__Task description__
Lines holding the string "JSON" are the ones to copy from this listing.

__Supplied records__
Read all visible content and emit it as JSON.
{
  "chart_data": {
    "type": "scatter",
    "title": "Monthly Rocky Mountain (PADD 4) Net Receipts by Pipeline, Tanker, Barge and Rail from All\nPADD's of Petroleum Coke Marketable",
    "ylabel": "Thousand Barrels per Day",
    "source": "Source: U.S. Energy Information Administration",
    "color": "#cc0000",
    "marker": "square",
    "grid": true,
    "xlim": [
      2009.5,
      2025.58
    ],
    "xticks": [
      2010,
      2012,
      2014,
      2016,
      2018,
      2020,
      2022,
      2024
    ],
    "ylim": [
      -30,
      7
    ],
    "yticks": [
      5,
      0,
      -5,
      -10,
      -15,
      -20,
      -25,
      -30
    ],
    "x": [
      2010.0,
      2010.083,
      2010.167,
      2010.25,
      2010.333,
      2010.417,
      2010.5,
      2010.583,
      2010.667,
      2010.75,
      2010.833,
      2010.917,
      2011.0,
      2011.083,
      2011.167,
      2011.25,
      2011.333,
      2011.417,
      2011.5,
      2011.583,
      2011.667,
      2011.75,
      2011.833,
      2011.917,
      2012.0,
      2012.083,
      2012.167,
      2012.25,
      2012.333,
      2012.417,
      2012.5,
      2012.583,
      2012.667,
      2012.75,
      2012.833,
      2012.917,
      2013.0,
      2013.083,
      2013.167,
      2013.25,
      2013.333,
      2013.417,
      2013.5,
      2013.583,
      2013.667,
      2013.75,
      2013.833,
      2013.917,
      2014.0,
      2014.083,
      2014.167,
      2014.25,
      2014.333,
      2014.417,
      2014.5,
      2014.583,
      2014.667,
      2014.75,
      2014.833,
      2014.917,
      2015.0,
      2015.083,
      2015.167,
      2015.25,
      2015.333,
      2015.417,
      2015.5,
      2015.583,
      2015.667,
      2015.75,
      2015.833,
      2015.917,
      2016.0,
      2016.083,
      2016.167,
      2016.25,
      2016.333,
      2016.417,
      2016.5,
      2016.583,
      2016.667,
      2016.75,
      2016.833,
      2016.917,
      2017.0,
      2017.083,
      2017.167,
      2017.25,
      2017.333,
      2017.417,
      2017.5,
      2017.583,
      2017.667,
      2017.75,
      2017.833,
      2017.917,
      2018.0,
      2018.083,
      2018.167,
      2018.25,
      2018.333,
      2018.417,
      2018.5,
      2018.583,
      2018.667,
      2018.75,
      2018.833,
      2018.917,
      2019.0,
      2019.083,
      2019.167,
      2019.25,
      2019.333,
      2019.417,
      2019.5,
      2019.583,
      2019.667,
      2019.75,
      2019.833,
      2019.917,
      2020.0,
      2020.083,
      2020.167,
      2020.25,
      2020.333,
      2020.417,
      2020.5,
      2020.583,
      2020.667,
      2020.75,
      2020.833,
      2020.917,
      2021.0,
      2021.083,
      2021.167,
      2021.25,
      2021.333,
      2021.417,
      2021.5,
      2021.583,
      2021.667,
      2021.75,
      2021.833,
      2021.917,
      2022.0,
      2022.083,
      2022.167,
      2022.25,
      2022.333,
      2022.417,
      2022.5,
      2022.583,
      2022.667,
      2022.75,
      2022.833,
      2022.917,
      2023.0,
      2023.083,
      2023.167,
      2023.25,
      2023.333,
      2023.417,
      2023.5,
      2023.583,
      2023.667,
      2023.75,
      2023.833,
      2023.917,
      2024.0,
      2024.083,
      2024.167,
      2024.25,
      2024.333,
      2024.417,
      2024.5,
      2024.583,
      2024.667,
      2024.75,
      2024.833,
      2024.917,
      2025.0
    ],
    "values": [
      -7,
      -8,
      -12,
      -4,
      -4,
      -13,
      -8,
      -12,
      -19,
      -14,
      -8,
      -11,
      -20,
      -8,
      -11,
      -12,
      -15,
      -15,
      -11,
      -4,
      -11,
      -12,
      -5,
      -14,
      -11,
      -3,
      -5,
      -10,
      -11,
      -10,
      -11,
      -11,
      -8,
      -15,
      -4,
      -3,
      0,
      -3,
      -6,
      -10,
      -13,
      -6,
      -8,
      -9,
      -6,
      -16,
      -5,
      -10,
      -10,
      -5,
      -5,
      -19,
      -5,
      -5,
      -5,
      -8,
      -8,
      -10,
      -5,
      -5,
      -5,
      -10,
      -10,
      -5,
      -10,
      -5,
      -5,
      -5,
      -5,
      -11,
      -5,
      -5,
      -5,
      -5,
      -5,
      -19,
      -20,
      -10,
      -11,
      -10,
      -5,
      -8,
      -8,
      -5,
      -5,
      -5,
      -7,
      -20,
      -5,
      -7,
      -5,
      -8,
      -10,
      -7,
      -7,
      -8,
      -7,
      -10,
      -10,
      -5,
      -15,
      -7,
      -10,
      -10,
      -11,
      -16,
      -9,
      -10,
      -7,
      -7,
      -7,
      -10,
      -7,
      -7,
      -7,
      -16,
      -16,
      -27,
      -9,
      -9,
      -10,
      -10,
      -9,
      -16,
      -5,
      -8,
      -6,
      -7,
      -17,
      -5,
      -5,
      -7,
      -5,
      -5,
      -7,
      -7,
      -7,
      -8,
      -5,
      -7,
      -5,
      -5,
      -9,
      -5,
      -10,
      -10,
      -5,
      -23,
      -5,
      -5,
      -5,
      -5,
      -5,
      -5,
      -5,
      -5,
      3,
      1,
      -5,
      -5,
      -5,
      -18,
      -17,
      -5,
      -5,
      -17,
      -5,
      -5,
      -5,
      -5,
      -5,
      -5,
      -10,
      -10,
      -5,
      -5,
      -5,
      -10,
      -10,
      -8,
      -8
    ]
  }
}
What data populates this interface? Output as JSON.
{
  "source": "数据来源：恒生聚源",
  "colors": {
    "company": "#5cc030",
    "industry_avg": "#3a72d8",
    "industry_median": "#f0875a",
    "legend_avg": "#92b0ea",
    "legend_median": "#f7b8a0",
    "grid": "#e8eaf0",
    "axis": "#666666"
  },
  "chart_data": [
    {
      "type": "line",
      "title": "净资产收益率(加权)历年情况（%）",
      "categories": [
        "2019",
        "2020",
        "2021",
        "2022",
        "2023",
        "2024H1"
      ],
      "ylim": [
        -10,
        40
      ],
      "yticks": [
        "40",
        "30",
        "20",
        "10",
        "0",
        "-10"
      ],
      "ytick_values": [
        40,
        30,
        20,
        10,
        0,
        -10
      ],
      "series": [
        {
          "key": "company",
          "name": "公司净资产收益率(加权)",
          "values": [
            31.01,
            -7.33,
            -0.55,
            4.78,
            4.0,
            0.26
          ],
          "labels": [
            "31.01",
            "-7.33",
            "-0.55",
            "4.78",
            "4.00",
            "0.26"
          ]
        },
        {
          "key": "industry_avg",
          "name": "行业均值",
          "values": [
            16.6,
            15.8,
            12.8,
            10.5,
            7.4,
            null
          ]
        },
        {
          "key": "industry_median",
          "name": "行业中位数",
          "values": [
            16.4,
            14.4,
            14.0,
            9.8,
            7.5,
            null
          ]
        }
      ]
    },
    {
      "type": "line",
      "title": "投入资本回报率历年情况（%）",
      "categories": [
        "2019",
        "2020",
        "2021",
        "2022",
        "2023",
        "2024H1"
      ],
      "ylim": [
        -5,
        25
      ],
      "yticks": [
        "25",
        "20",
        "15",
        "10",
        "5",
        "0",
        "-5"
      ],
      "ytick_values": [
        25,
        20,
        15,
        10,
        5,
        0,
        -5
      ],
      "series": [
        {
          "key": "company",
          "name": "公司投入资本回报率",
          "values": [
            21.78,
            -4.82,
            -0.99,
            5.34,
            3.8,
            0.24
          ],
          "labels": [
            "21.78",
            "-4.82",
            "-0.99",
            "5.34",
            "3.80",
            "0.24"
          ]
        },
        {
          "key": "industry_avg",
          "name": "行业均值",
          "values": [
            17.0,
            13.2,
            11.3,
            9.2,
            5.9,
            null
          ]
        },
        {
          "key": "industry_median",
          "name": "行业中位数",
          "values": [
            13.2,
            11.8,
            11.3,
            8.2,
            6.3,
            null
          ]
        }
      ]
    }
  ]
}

__Completed exercise__
Read all visible content and emit it as JSON.
What data populates this interface? Output as JSON.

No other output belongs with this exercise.